» REQUEST
Write out the material again word for word, dropping any images it holds.

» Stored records
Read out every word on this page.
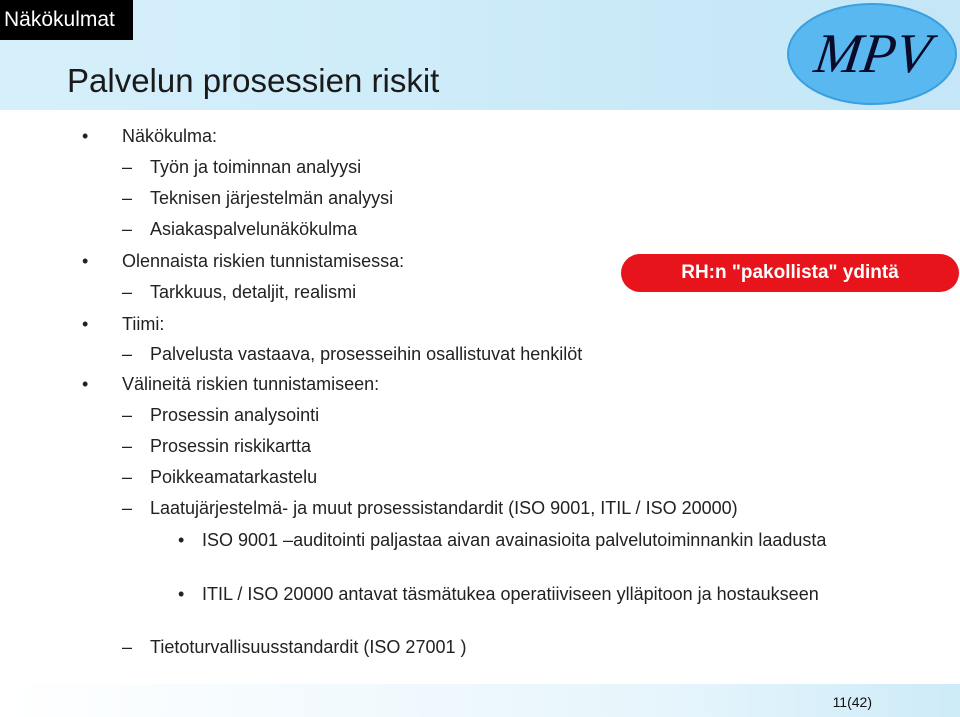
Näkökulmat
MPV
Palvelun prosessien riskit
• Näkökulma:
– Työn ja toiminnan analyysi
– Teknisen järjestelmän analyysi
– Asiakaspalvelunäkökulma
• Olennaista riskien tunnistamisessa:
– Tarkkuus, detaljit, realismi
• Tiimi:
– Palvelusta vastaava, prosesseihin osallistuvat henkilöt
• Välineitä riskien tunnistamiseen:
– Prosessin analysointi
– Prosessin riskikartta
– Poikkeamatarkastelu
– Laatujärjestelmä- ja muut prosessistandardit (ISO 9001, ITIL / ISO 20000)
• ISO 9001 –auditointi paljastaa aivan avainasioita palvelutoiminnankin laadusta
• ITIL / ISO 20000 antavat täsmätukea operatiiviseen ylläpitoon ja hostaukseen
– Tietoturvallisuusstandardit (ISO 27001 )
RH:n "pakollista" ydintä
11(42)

» FINISHED EXERCISE
Read out every word on this page.
Näkökulmat
MPV
Palvelun prosessien riskit
• Näkökulma:
– Työn ja toiminnan analyysi
– Teknisen järjestelmän analyysi
– Asiakaspalvelunäkökulma
• Olennaista riskien tunnistamisessa:
– Tarkkuus, detaljit, realismi
• Tiimi:
– Palvelusta vastaava, prosesseihin osallistuvat henkilöt
• Välineitä riskien tunnistamiseen:
– Prosessin analysointi
– Prosessin riskikartta
– Poikkeamatarkastelu
– Laatujärjestelmä- ja muut prosessistandardit (ISO 9001, ITIL / ISO 20000)
• ISO 9001 –auditointi paljastaa aivan avainasioita palvelutoiminnankin laadusta
• ITIL / ISO 20000 antavat täsmätukea operatiiviseen ylläpitoon ja hostaukseen
– Tietoturvallisuusstandardit (ISO 27001 )
RH:n "pakollista" ydintä
11(42)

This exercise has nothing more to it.